Stored data entries

◆ ◆ ◆ ◆ ◆ ◆ ◆

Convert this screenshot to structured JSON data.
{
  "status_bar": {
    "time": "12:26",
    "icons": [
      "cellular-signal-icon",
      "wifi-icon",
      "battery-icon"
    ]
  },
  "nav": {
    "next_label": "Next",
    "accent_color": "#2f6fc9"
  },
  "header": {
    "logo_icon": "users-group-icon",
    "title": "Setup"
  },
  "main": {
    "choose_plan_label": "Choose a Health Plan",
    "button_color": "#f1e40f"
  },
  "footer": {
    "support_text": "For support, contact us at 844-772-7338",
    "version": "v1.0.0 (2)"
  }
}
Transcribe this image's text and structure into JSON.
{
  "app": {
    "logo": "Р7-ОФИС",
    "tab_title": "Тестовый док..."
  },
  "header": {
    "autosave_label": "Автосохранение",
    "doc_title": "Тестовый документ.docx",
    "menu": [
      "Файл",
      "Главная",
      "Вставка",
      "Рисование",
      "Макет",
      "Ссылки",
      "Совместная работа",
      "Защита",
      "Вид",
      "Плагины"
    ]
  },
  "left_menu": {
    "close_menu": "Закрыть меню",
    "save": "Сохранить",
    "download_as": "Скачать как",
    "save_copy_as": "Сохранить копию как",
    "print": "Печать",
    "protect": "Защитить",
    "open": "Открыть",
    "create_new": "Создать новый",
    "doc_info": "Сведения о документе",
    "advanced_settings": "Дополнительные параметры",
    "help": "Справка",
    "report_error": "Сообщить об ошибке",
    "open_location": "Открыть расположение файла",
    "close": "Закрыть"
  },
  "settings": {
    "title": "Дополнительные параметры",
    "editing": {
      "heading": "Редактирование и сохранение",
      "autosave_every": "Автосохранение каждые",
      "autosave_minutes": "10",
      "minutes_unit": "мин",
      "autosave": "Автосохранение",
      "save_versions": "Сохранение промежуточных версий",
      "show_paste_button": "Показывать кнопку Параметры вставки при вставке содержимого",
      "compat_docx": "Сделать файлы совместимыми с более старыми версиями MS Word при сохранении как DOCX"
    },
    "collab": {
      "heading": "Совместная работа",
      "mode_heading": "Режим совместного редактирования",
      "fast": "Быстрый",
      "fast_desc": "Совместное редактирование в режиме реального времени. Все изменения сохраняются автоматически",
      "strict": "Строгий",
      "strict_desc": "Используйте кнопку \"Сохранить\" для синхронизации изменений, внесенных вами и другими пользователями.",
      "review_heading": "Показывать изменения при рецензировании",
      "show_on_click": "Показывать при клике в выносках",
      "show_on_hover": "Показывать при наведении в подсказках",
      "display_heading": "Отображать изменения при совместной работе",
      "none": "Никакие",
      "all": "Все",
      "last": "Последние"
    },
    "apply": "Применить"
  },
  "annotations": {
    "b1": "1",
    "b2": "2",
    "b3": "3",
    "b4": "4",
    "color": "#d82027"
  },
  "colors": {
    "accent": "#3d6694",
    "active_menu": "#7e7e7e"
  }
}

◆ ◆ ◆ ◆ ◆ ◆ ◆

Direction: Extract every entry above as it appears.

Written reply:
Convert this screenshot to structured JSON data.
{
  "status_bar": {
    "time": "12:26",
    "icons": [
      "cellular-signal-icon",
      "wifi-icon",
      "battery-icon"
    ]
  },
  "nav": {
    "next_label": "Next",
    "accent_color": "#2f6fc9"
  },
  "header": {
    "logo_icon": "users-group-icon",
    "title": "Setup"
  },
  "main": {
    "choose_plan_label": "Choose a Health Plan",
    "button_color": "#f1e40f"
  },
  "footer": {
    "support_text": "For support, contact us at 844-772-7338",
    "version": "v1.0.0 (2)"
  }
}
Transcribe this image's text and structure into JSON.
{
  "app": {
    "logo": "Р7-ОФИС",
    "tab_title": "Тестовый док..."
  },
  "header": {
    "autosave_label": "Автосохранение",
    "doc_title": "Тестовый документ.docx",
    "menu": [
      "Файл",
      "Главная",
      "Вставка",
      "Рисование",
      "Макет",
      "Ссылки",
      "Совместная работа",
      "Защита",
      "Вид",
      "Плагины"
    ]
  },
  "left_menu": {
    "close_menu": "Закрыть меню",
    "save": "Сохранить",
    "download_as": "Скачать как",
    "save_copy_as": "Сохранить копию как",
    "print": "Печать",
    "protect": "Защитить",
    "open": "Открыть",
    "create_new": "Создать новый",
    "doc_info": "Сведения о документе",
    "advanced_settings": "Дополнительные параметры",
    "help": "Справка",
    "report_error": "Сообщить об ошибке",
    "open_location": "Открыть расположение файла",
    "close": "Закрыть"
  },
  "settings": {
    "title": "Дополнительные параметры",
    "editing": {
      "heading": "Редактирование и сохранение",
      "autosave_every": "Автосохранение каждые",
      "autosave_minutes": "10",
      "minutes_unit": "мин",
      "autosave": "Автосохранение",
      "save_versions": "Сохранение промежуточных версий",
      "show_paste_button": "Показывать кнопку Параметры вставки при вставке содержимого",
      "compat_docx": "Сделать файлы совместимыми с более старыми версиями MS Word при сохранении как DOCX"
    },
    "collab": {
      "heading": "Совместная работа",
      "mode_heading": "Режим совместного редактирования",
      "fast": "Быстрый",
      "fast_desc": "Совместное редактирование в режиме реального времени. Все изменения сохраняются автоматически",
      "strict": "Строгий",
      "strict_desc": "Используйте кнопку \"Сохранить\" для синхронизации изменений, внесенных вами и другими пользователями.",
      "review_heading": "Показывать изменения при рецензировании",
      "show_on_click": "Показывать при клике в выносках",
      "show_on_hover": "Показывать при наведении в подсказках",
      "display_heading": "Отображать изменения при совместной работе",
      "none": "Никакие",
      "all": "Все",
      "last": "Последние"
    },
    "apply": "Применить"
  },
  "annotations": {
    "b1": "1",
    "b2": "2",
    "b3": "3",
    "b4": "4",
    "color": "#d82027"
  },
  "colors": {
    "accent": "#3d6694",
    "active_menu": "#7e7e7e"
  }
}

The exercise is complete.